### Description of the task:
Identify all lines in the listing that include the word "Complete", and copy them out.
---------- Records ----------
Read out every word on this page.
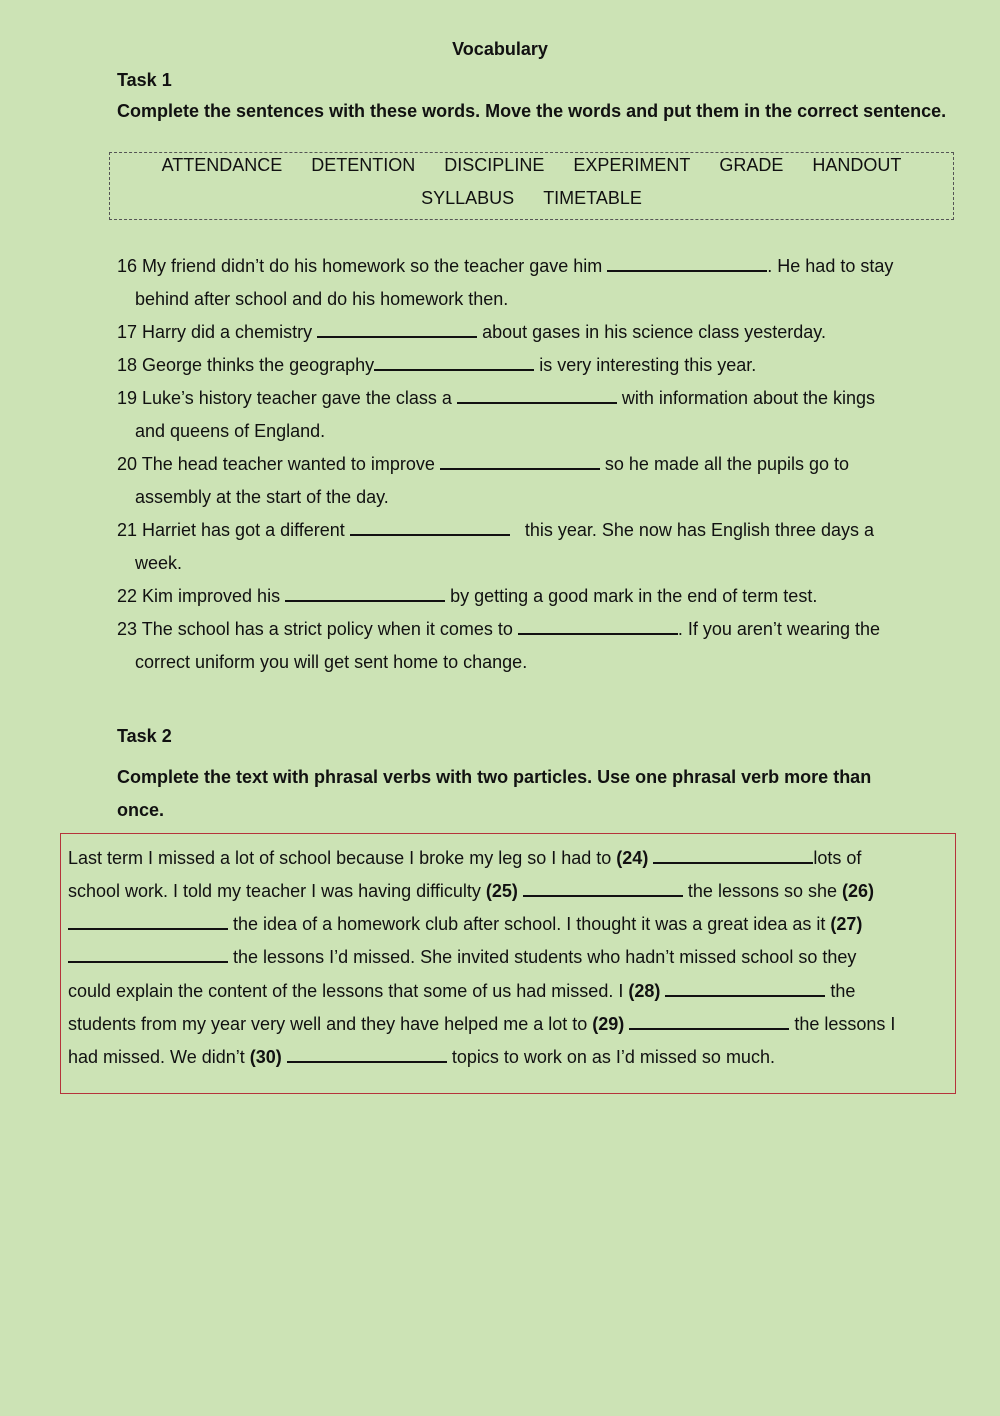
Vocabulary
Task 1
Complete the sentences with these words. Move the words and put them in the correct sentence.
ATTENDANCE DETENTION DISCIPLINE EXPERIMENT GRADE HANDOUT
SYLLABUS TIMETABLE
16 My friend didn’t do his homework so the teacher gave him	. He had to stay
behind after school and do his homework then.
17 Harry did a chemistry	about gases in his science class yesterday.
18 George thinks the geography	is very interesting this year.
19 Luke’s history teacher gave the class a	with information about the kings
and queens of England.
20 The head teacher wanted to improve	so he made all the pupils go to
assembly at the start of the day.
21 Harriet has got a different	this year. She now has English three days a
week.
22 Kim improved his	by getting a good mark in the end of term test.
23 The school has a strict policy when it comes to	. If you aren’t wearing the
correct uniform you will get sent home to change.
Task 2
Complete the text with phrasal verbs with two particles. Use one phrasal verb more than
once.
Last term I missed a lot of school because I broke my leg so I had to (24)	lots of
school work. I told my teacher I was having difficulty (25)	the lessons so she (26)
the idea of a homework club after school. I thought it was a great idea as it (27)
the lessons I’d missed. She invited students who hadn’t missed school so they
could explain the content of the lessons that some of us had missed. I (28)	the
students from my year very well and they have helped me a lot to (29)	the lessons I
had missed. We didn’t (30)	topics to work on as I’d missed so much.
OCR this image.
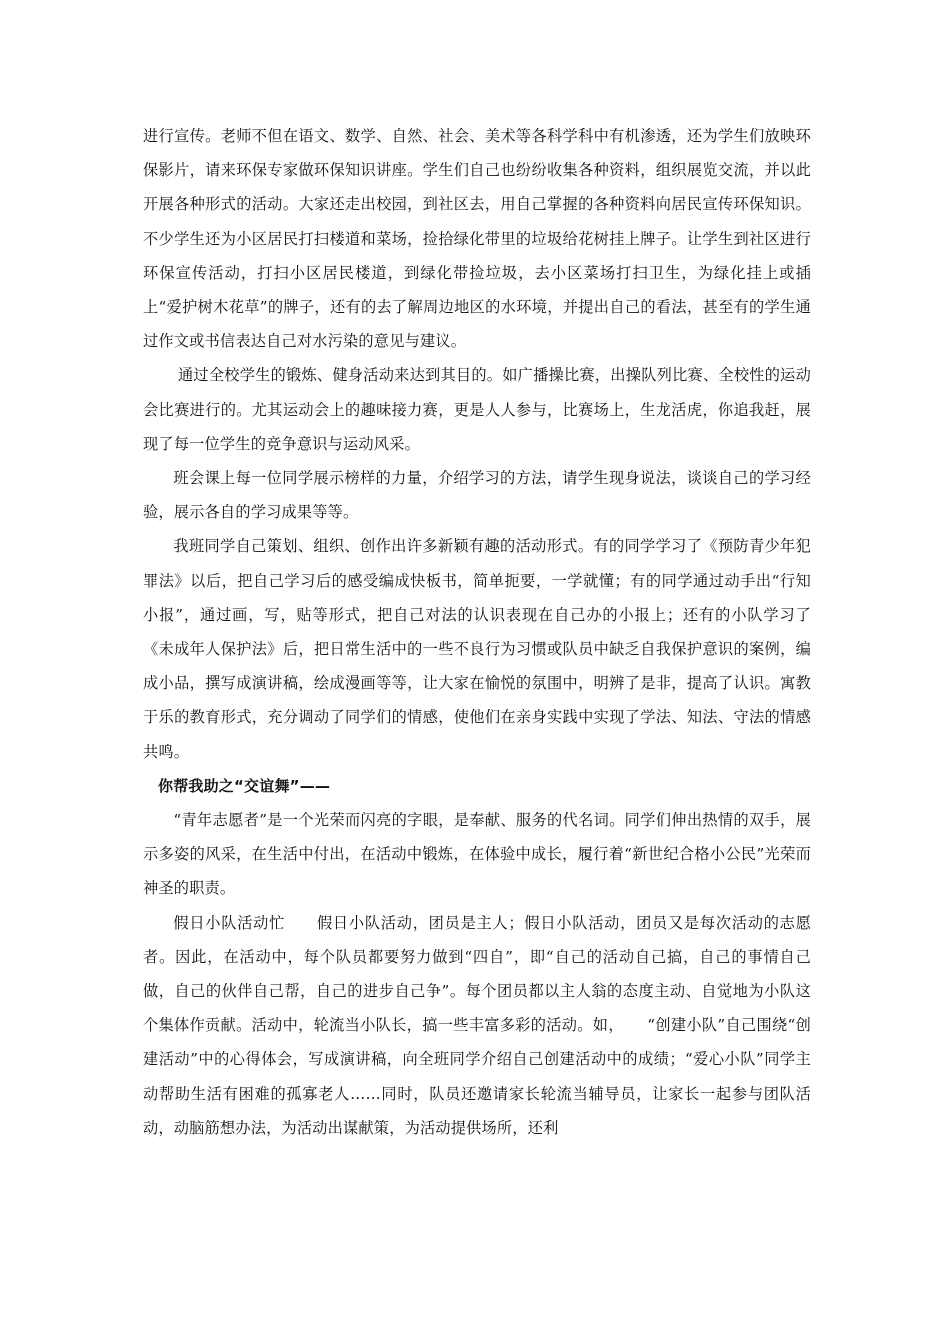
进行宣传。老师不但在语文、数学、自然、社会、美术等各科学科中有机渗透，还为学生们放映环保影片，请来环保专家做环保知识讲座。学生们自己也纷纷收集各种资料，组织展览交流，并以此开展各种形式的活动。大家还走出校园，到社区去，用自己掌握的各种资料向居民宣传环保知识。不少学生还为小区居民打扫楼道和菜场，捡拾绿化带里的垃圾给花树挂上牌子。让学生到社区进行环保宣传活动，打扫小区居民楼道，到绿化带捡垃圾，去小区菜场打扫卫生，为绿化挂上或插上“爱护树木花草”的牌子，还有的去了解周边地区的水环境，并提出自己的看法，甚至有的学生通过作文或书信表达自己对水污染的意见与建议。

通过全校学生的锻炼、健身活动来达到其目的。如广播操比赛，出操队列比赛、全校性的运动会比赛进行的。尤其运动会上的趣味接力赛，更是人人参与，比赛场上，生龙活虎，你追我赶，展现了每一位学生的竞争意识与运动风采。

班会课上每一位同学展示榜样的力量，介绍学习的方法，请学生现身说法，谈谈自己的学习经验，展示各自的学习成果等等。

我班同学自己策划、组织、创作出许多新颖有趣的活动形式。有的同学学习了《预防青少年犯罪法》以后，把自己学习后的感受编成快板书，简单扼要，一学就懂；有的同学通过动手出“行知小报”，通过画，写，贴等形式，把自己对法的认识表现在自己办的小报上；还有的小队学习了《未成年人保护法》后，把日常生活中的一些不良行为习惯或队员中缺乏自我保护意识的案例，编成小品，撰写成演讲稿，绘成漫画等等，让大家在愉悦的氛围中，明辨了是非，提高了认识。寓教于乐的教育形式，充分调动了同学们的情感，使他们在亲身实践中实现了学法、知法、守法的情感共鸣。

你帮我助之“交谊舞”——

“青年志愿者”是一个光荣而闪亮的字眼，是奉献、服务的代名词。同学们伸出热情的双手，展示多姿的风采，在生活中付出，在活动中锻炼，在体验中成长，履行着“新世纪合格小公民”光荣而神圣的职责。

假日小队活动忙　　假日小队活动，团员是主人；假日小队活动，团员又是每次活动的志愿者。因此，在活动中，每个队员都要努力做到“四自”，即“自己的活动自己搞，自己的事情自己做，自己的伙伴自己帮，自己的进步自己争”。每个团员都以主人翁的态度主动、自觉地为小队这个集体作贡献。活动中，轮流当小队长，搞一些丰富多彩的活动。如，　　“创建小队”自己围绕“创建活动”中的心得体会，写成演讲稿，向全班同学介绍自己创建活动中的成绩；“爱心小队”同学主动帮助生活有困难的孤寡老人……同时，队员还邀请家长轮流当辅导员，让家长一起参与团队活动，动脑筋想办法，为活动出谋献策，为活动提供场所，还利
----------
### Output for this task:
Complete the sentences with these words. Move the words and put them in the correct sentence.
Complete the text with phrasal verbs with two particles. Use one phrasal verb more than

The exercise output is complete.